Short exercise — Each line below should be retyped exactly, with no pictures.

Working data —

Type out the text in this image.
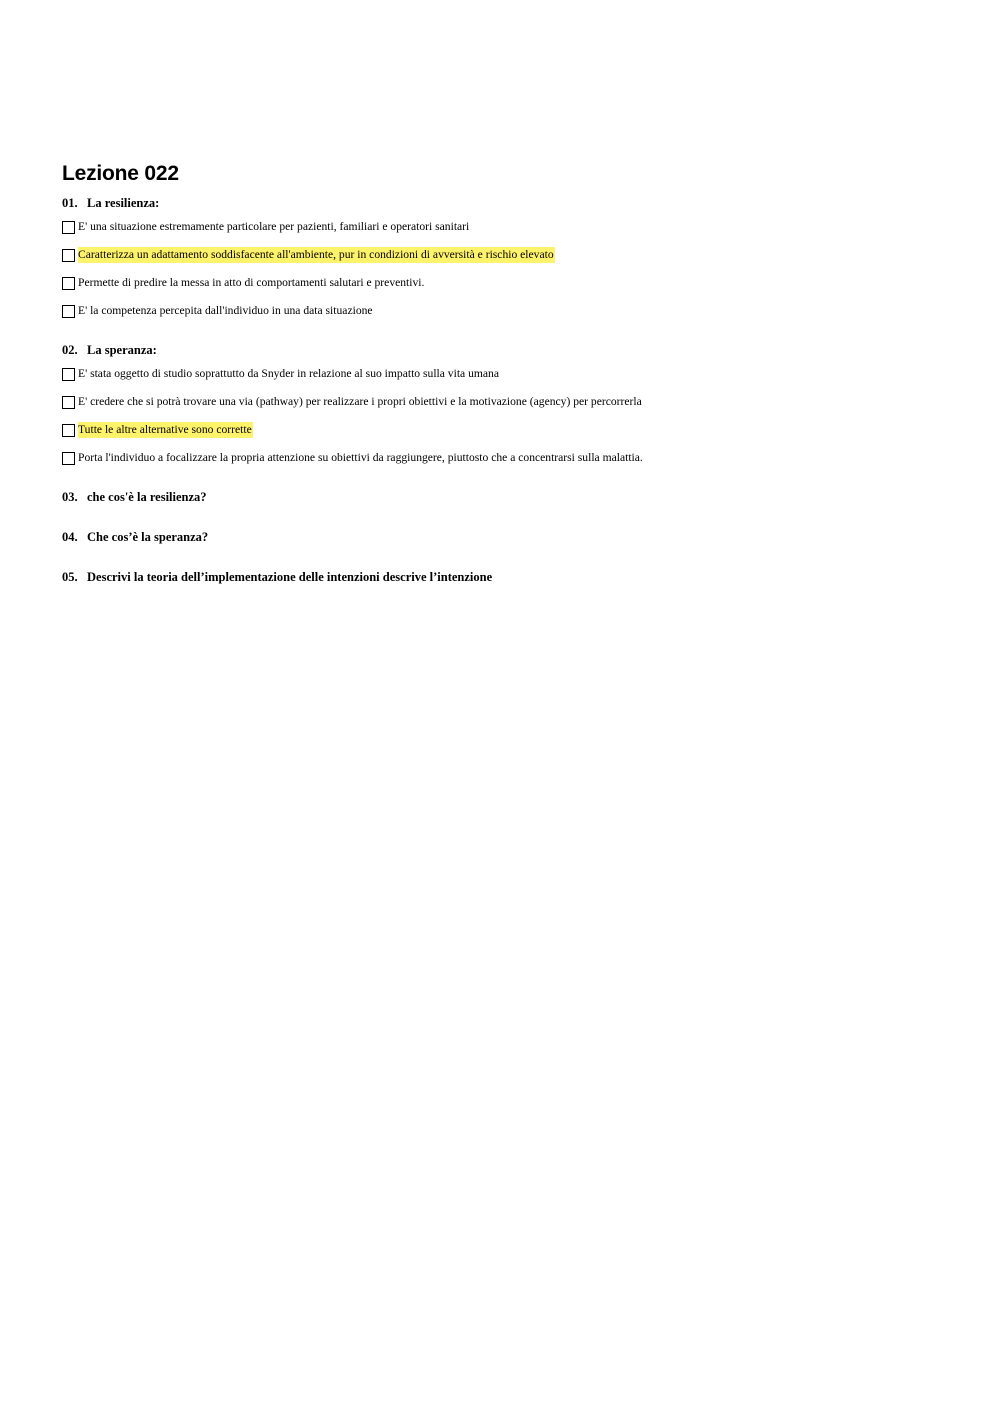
Lezione 022

01. La resilienza:

E' una situazione estremamente particolare per pazienti, familiari e operatori sanitari
Caratterizza un adattamento soddisfacente all'ambiente, pur in condizioni di avversità e rischio elevato
Permette di predire la messa in atto di comportamenti salutari e preventivi.
E' la competenza percepita dall'individuo in una data situazione

02. La speranza:

E' stata oggetto di studio soprattutto da Snyder in relazione al suo impatto sulla vita umana
E' credere che si potrà trovare una via (pathway) per realizzare i propri obiettivi e la motivazione (agency) per percorrerla
Tutte le altre alternative sono corrette
Porta l'individuo a focalizzare la propria attenzione su obiettivi da raggiungere, piuttosto che a concentrarsi sulla malattia.

03. che cos'è la resilienza?

04. Che cos’è la speranza?

05. Descrivi la teoria dell’implementazione delle intenzioni descrive l’intenzione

Expected answer —
Type out the text in this image.
Lezione 022

01. La resilienza:

E' una situazione estremamente particolare per pazienti, familiari e operatori sanitari
Caratterizza un adattamento soddisfacente all'ambiente, pur in condizioni di avversità e rischio elevato
Permette di predire la messa in atto di comportamenti salutari e preventivi.
E' la competenza percepita dall'individuo in una data situazione

02. La speranza:

E' stata oggetto di studio soprattutto da Snyder in relazione al suo impatto sulla vita umana
E' credere che si potrà trovare una via (pathway) per realizzare i propri obiettivi e la motivazione (agency) per percorrerla
Tutte le altre alternative sono corrette
Porta l'individuo a focalizzare la propria attenzione su obiettivi da raggiungere, piuttosto che a concentrarsi sulla malattia.

03. che cos'è la resilienza?

04. Che cos’è la speranza?

05. Descrivi la teoria dell’implementazione delle intenzioni descrive l’intenzione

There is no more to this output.